Stored data entries:
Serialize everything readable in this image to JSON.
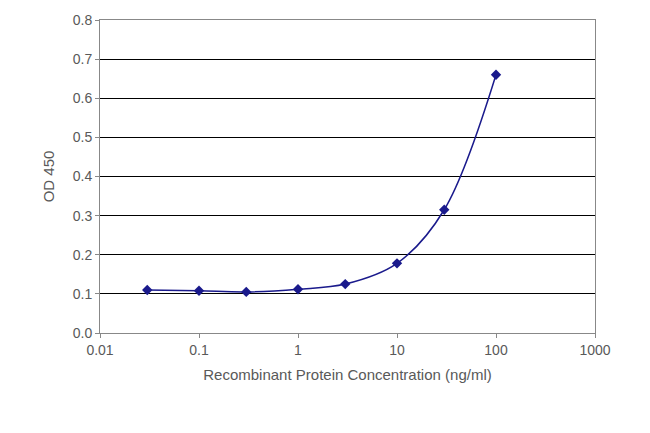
{
  "chart_data": {
    "type": "line",
    "x_label": "Recombinant Protein Concentration (ng/ml)",
    "y_label": "OD 450",
    "log": "x",
    "grid": true,
    "marker": "diamond",
    "series": [
      {
        "color": "#1a1a8c",
        "x": [
          0.03,
          0.1,
          0.3,
          1,
          3,
          10,
          30,
          100
        ],
        "values": [
          0.11,
          0.108,
          0.105,
          0.112,
          0.125,
          0.178,
          0.315,
          0.66
        ]
      }
    ],
    "xlim": [
      0.01,
      1000
    ],
    "xticks": [
      0.01,
      0.1,
      1,
      10,
      100,
      1000
    ],
    "ylim": [
      0,
      0.8
    ],
    "yticks": [
      {
        "value": 0,
        "label": "0.0"
      },
      0.1,
      0.2,
      0.3,
      0.4,
      0.5,
      0.6,
      0.7,
      0.8
    ]
  }
}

Exercise details — The answer must restate each entry word for word and contain no images.

Response below —
Serialize everything readable in this image to JSON.
{
  "chart_data": {
    "type": "line",
    "x_label": "Recombinant Protein Concentration (ng/ml)",
    "y_label": "OD 450",
    "log": "x",
    "grid": true,
    "marker": "diamond",
    "series": [
      {
        "color": "#1a1a8c",
        "x": [
          0.03,
          0.1,
          0.3,
          1,
          3,
          10,
          30,
          100
        ],
        "values": [
          0.11,
          0.108,
          0.105,
          0.112,
          0.125,
          0.178,
          0.315,
          0.66
        ]
      }
    ],
    "xlim": [
      0.01,
      1000
    ],
    "xticks": [
      0.01,
      0.1,
      1,
      10,
      100,
      1000
    ],
    "ylim": [
      0,
      0.8
    ],
    "yticks": [
      {
        "value": 0,
        "label": "0.0"
      },
      0.1,
      0.2,
      0.3,
      0.4,
      0.5,
      0.6,
      0.7,
      0.8
    ]
  }
}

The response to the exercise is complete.